___ RECORD SET

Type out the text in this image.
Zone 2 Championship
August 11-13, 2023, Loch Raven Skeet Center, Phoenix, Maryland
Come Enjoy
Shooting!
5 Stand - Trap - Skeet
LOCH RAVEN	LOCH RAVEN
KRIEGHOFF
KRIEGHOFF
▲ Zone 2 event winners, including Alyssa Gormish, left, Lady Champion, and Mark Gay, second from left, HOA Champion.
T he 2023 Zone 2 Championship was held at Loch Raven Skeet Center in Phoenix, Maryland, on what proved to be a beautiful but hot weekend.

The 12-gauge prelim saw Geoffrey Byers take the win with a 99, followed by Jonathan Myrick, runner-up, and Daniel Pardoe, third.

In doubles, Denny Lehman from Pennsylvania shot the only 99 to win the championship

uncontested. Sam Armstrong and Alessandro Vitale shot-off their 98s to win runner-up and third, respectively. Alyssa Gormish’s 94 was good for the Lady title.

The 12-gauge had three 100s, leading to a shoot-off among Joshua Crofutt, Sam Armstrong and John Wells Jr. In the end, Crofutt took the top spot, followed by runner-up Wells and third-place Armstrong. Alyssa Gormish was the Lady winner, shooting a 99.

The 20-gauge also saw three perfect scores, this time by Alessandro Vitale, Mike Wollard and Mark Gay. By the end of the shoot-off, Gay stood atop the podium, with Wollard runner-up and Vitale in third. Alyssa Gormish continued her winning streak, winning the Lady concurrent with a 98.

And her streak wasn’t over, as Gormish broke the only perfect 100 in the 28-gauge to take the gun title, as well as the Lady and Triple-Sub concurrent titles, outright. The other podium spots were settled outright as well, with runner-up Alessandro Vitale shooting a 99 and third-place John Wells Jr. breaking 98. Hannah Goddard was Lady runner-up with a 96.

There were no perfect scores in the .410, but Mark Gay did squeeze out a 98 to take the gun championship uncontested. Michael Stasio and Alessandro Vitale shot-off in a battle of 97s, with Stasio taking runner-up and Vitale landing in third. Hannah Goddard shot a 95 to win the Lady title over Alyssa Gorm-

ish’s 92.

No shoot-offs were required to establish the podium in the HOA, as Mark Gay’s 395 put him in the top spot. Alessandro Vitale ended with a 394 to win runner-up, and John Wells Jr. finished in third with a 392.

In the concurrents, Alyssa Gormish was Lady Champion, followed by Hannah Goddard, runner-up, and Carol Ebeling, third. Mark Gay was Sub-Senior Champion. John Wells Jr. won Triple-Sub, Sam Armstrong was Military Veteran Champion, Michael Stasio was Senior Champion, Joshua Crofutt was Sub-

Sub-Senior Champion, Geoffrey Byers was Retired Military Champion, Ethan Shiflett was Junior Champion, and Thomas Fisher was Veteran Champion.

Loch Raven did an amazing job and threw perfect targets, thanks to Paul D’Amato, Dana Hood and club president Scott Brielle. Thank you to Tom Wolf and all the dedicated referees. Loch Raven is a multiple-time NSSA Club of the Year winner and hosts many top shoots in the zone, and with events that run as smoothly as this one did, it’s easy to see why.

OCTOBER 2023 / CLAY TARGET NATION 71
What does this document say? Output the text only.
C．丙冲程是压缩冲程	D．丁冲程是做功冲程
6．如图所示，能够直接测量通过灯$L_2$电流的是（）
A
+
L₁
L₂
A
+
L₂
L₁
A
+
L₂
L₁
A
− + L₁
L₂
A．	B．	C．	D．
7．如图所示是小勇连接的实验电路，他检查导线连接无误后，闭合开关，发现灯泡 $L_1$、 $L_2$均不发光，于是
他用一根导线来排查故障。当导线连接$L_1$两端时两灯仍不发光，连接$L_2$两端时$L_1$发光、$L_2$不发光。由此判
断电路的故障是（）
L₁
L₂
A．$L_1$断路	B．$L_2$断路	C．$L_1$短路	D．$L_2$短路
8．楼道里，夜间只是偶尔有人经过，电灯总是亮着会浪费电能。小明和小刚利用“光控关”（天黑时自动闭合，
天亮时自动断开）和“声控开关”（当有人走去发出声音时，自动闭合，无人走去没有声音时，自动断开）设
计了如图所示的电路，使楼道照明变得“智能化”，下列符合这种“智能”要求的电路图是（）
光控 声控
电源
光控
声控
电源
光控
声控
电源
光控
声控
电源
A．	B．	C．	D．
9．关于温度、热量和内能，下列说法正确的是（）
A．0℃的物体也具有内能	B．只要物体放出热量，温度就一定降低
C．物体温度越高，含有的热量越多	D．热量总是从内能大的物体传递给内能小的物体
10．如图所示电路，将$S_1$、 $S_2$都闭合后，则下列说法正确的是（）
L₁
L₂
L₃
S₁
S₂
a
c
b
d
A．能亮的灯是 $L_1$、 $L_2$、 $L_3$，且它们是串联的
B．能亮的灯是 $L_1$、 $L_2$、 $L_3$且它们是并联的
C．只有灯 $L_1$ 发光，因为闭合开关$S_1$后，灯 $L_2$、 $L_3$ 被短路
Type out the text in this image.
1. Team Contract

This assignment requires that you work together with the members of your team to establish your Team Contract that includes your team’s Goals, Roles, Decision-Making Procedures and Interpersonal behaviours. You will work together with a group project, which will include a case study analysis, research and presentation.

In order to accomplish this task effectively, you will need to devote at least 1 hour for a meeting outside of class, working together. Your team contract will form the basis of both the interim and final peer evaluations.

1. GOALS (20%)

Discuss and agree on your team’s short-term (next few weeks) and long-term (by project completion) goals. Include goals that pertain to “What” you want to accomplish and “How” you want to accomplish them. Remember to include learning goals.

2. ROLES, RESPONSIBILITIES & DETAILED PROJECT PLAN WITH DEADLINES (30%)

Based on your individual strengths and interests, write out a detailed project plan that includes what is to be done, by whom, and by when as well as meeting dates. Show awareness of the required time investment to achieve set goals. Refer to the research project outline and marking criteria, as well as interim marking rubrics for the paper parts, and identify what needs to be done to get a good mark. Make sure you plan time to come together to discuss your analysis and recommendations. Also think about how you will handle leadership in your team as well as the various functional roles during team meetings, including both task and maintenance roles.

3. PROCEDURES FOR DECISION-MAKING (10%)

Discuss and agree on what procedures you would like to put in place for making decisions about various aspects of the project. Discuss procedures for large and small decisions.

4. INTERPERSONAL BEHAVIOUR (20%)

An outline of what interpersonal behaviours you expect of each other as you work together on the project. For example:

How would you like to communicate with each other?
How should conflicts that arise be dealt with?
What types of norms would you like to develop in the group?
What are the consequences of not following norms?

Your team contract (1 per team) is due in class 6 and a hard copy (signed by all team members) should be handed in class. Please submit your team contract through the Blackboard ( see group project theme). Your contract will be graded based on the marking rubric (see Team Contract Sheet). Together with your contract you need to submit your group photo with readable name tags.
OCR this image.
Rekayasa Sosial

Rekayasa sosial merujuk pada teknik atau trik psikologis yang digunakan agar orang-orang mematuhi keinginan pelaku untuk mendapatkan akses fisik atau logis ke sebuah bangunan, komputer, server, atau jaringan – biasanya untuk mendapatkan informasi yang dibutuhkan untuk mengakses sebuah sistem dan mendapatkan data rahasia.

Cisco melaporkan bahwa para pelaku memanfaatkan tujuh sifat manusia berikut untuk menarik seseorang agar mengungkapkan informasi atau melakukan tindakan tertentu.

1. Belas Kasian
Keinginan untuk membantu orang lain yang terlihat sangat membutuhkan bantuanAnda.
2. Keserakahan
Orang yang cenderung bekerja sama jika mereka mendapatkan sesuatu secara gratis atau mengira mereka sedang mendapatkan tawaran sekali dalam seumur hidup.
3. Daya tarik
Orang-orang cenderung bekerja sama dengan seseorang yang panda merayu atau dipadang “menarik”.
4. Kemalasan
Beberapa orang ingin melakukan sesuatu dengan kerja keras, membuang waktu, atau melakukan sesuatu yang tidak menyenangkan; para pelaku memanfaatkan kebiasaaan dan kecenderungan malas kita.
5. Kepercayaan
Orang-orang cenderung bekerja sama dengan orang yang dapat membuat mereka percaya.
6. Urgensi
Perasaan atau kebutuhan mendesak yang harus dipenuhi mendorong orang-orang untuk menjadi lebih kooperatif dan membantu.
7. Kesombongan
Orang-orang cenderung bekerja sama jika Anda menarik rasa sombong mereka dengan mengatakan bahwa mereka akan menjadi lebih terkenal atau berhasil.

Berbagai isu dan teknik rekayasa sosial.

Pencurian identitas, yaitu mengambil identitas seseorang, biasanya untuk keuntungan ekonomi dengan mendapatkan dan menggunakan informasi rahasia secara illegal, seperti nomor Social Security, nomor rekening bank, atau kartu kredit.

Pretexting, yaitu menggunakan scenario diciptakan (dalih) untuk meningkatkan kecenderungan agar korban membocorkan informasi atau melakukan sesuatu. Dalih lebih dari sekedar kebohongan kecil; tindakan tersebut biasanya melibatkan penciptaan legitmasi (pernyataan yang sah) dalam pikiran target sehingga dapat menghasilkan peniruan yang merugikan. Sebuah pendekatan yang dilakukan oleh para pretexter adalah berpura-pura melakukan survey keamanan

______

INSTRUCTION
Determine how many lines in the listing above hold the string "Geoffrey", then write only the number.

OUTPUT
2